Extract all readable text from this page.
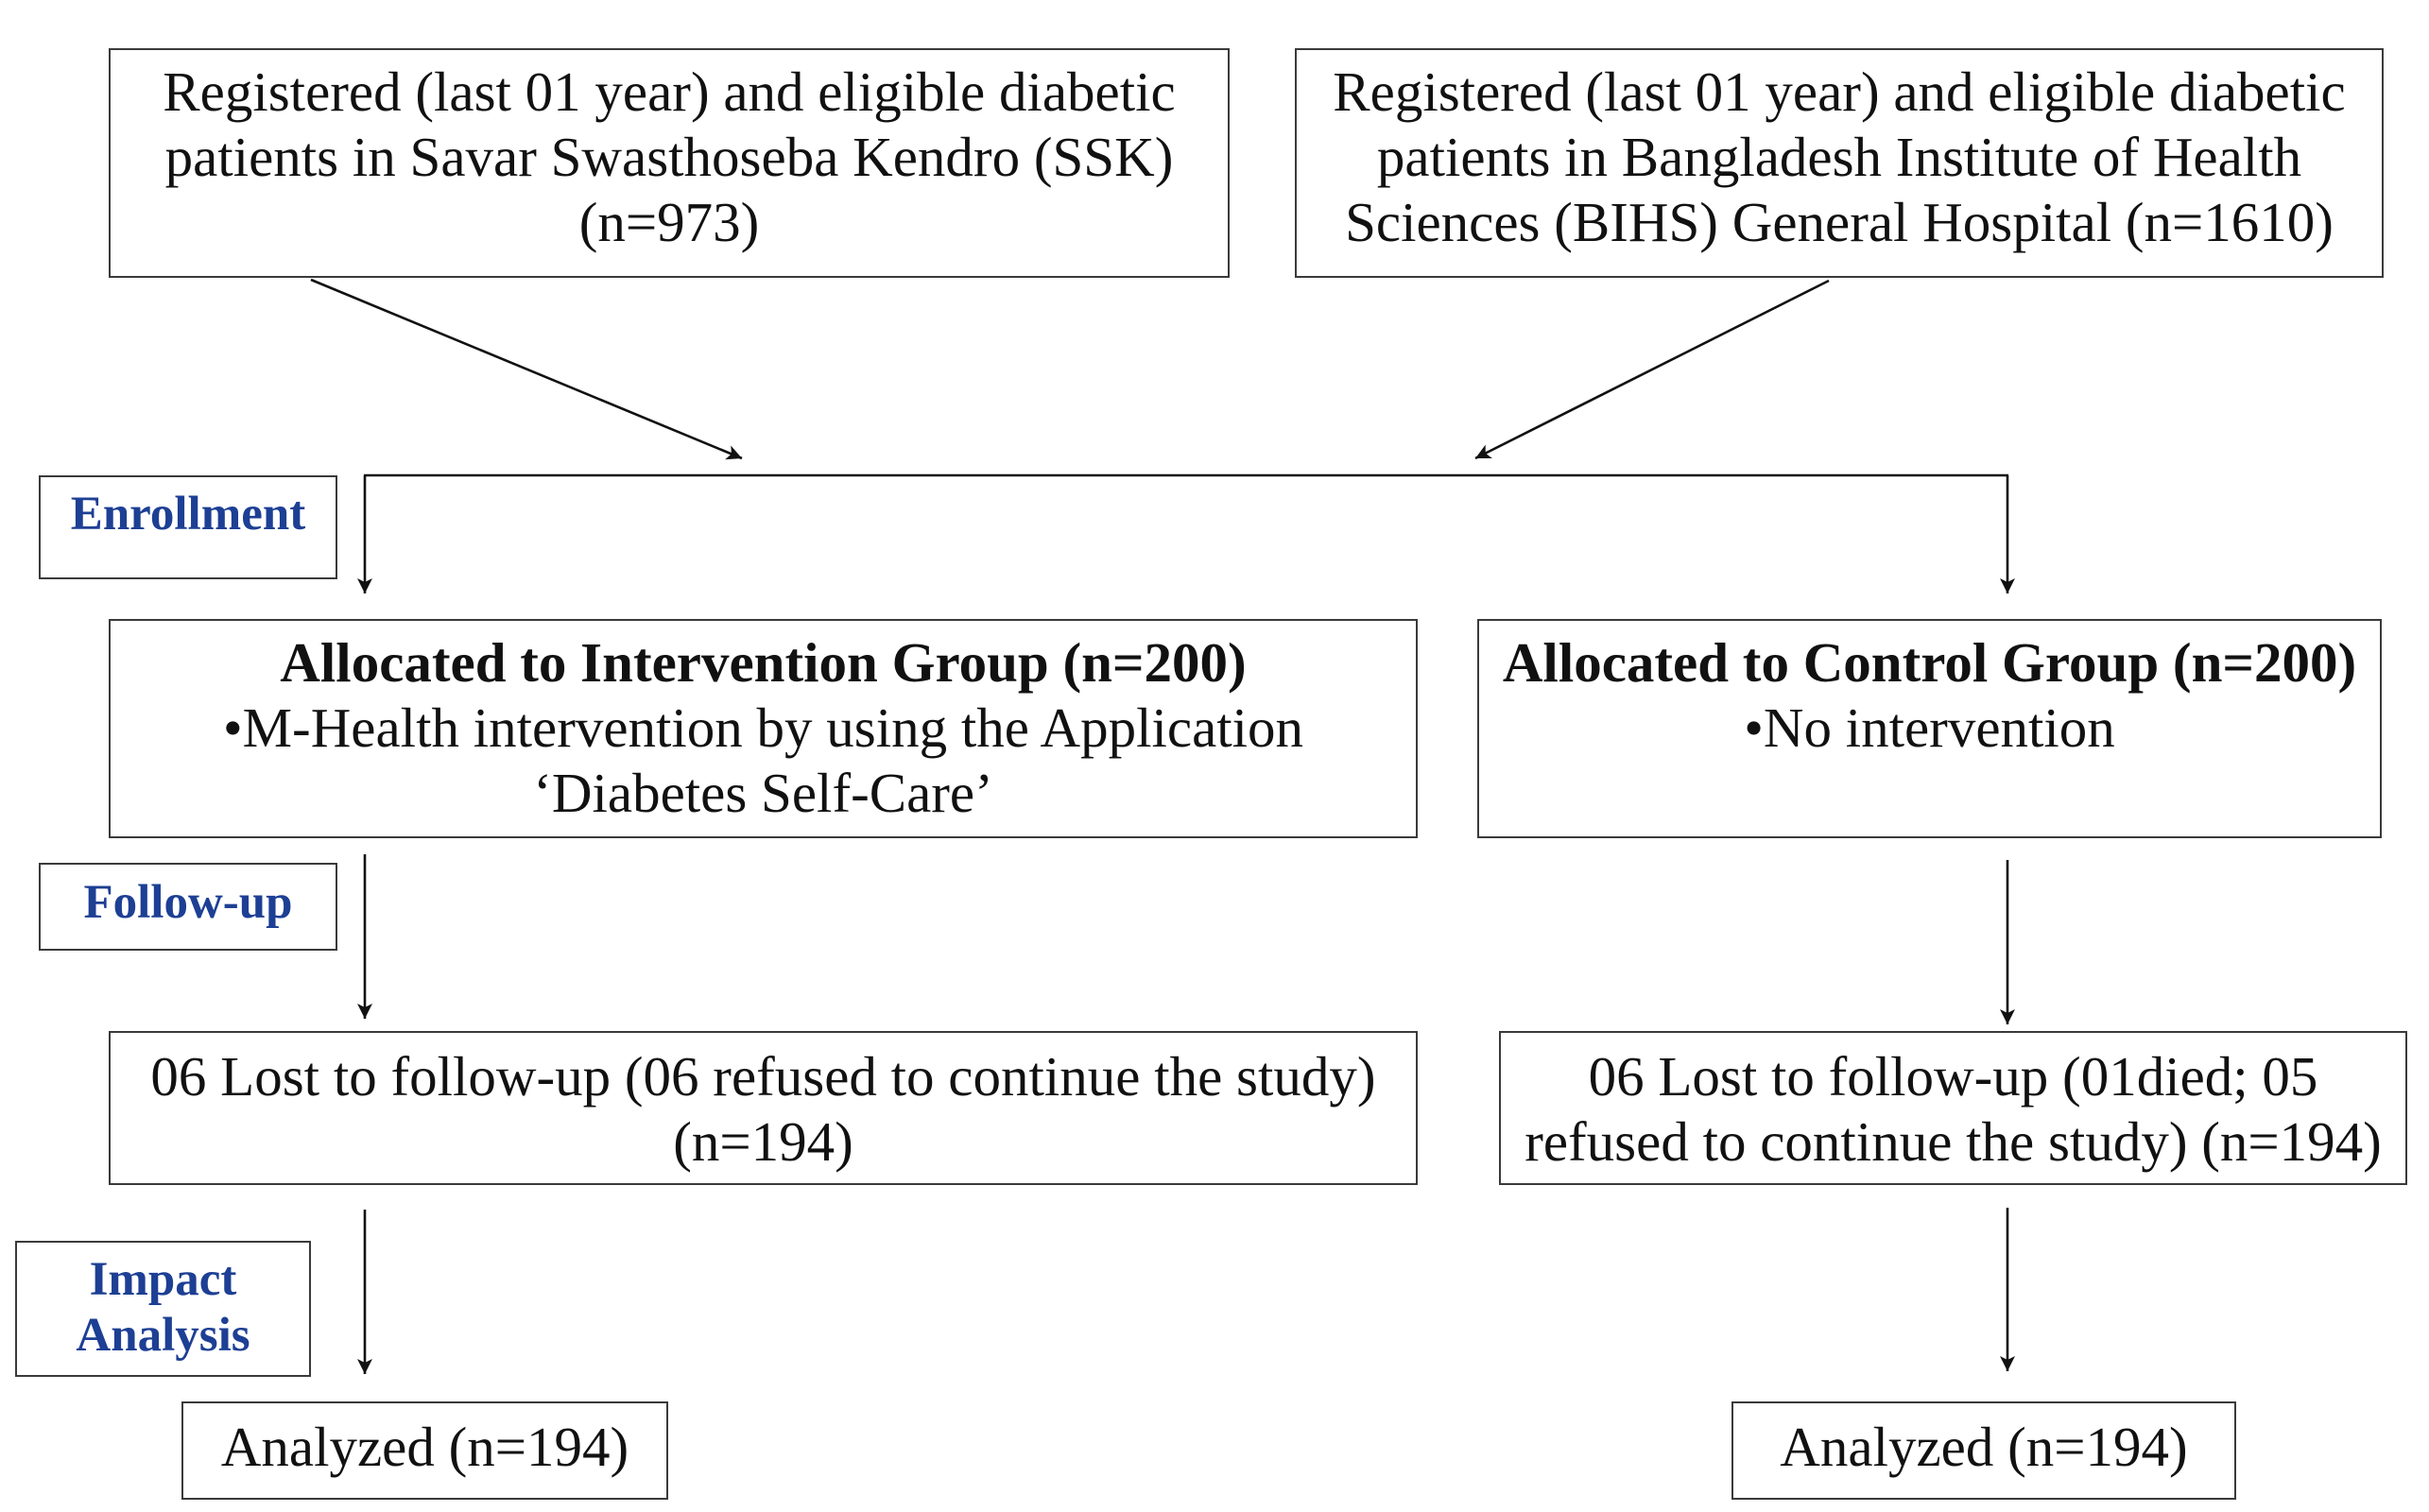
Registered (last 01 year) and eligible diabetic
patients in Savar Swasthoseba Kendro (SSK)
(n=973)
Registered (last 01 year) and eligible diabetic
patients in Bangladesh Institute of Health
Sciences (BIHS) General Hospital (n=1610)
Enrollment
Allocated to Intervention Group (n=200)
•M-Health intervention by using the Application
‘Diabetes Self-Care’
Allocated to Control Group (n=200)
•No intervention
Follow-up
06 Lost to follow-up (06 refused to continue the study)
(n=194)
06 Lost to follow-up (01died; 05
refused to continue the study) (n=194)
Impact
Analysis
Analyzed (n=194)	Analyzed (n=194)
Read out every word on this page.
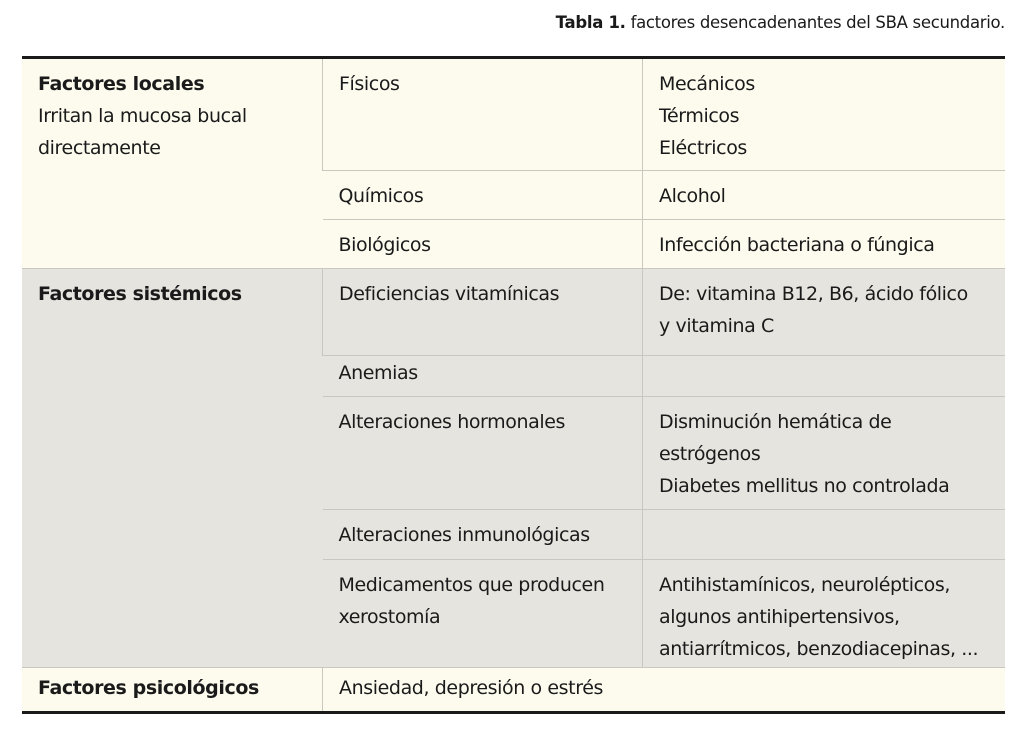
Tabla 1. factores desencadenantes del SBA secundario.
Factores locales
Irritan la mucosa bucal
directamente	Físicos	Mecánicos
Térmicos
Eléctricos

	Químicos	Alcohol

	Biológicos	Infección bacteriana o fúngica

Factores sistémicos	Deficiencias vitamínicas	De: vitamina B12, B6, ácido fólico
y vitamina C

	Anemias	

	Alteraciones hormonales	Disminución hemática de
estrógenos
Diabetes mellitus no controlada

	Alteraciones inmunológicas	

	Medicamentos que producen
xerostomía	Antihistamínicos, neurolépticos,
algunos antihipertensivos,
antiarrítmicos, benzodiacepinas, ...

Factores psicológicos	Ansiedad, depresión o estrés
-=-=-
[Problem description]
Show the lines of the records above that mention "Alteraciones".

[Solution for this exercise]
	Alteraciones hormonales	Disminución hemática de
	Alteraciones inmunológicas	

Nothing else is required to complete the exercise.